INFORMATION PROVIDED.
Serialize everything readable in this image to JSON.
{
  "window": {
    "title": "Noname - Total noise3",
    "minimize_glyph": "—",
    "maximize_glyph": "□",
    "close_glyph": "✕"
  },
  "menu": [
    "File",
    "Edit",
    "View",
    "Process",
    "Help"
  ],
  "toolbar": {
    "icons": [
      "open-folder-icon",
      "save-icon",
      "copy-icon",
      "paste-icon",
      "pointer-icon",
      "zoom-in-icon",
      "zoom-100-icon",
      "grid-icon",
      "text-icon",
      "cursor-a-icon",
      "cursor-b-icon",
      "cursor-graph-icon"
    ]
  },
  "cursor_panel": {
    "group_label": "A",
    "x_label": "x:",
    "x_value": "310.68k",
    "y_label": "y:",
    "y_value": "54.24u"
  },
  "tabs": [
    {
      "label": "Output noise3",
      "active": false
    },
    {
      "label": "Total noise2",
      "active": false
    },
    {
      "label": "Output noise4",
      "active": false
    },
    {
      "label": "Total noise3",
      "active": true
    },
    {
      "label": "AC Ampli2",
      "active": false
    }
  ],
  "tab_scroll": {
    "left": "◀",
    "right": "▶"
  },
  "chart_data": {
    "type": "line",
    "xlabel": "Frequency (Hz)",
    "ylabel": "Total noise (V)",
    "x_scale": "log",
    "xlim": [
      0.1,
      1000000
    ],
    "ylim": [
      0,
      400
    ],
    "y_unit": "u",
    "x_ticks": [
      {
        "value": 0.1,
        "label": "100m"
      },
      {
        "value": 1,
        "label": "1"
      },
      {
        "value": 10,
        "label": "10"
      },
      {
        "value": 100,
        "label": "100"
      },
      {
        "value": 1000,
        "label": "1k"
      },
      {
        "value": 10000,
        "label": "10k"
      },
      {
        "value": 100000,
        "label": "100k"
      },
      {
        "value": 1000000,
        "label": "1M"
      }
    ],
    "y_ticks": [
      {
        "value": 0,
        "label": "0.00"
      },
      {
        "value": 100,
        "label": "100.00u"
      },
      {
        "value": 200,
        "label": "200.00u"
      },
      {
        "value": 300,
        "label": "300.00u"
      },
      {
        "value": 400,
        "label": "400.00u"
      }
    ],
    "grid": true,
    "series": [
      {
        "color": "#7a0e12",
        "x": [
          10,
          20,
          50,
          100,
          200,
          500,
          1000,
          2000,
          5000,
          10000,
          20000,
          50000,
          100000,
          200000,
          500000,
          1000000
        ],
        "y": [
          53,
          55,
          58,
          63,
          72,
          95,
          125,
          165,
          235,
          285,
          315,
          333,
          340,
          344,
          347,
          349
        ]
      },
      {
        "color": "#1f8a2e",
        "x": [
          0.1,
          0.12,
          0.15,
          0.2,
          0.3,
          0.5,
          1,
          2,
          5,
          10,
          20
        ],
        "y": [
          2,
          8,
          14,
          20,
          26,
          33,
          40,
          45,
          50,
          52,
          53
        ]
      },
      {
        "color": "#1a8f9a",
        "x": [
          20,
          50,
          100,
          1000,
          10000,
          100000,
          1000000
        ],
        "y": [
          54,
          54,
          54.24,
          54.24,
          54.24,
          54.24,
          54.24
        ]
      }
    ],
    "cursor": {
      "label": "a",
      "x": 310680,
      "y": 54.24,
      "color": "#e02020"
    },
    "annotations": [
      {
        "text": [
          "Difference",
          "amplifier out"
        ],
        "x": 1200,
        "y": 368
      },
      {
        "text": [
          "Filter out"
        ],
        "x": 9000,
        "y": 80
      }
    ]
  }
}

SET TASK.
Would you reproduce the material above in full, exactly as given?

RESPONSE.
Serialize everything readable in this image to JSON.
{
  "window": {
    "title": "Noname - Total noise3",
    "minimize_glyph": "—",
    "maximize_glyph": "□",
    "close_glyph": "✕"
  },
  "menu": [
    "File",
    "Edit",
    "View",
    "Process",
    "Help"
  ],
  "toolbar": {
    "icons": [
      "open-folder-icon",
      "save-icon",
      "copy-icon",
      "paste-icon",
      "pointer-icon",
      "zoom-in-icon",
      "zoom-100-icon",
      "grid-icon",
      "text-icon",
      "cursor-a-icon",
      "cursor-b-icon",
      "cursor-graph-icon"
    ]
  },
  "cursor_panel": {
    "group_label": "A",
    "x_label": "x:",
    "x_value": "310.68k",
    "y_label": "y:",
    "y_value": "54.24u"
  },
  "tabs": [
    {
      "label": "Output noise3",
      "active": false
    },
    {
      "label": "Total noise2",
      "active": false
    },
    {
      "label": "Output noise4",
      "active": false
    },
    {
      "label": "Total noise3",
      "active": true
    },
    {
      "label": "AC Ampli2",
      "active": false
    }
  ],
  "tab_scroll": {
    "left": "◀",
    "right": "▶"
  },
  "chart_data": {
    "type": "line",
    "xlabel": "Frequency (Hz)",
    "ylabel": "Total noise (V)",
    "x_scale": "log",
    "xlim": [
      0.1,
      1000000
    ],
    "ylim": [
      0,
      400
    ],
    "y_unit": "u",
    "x_ticks": [
      {
        "value": 0.1,
        "label": "100m"
      },
      {
        "value": 1,
        "label": "1"
      },
      {
        "value": 10,
        "label": "10"
      },
      {
        "value": 100,
        "label": "100"
      },
      {
        "value": 1000,
        "label": "1k"
      },
      {
        "value": 10000,
        "label": "10k"
      },
      {
        "value": 100000,
        "label": "100k"
      },
      {
        "value": 1000000,
        "label": "1M"
      }
    ],
    "y_ticks": [
      {
        "value": 0,
        "label": "0.00"
      },
      {
        "value": 100,
        "label": "100.00u"
      },
      {
        "value": 200,
        "label": "200.00u"
      },
      {
        "value": 300,
        "label": "300.00u"
      },
      {
        "value": 400,
        "label": "400.00u"
      }
    ],
    "grid": true,
    "series": [
      {
        "color": "#7a0e12",
        "x": [
          10,
          20,
          50,
          100,
          200,
          500,
          1000,
          2000,
          5000,
          10000,
          20000,
          50000,
          100000,
          200000,
          500000,
          1000000
        ],
        "y": [
          53,
          55,
          58,
          63,
          72,
          95,
          125,
          165,
          235,
          285,
          315,
          333,
          340,
          344,
          347,
          349
        ]
      },
      {
        "color": "#1f8a2e",
        "x": [
          0.1,
          0.12,
          0.15,
          0.2,
          0.3,
          0.5,
          1,
          2,
          5,
          10,
          20
        ],
        "y": [
          2,
          8,
          14,
          20,
          26,
          33,
          40,
          45,
          50,
          52,
          53
        ]
      },
      {
        "color": "#1a8f9a",
        "x": [
          20,
          50,
          100,
          1000,
          10000,
          100000,
          1000000
        ],
        "y": [
          54,
          54,
          54.24,
          54.24,
          54.24,
          54.24,
          54.24
        ]
      }
    ],
    "cursor": {
      "label": "a",
      "x": 310680,
      "y": 54.24,
      "color": "#e02020"
    },
    "annotations": [
      {
        "text": [
          "Difference",
          "amplifier out"
        ],
        "x": 1200,
        "y": 368
      },
      {
        "text": [
          "Filter out"
        ],
        "x": 9000,
        "y": 80
      }
    ]
  }
}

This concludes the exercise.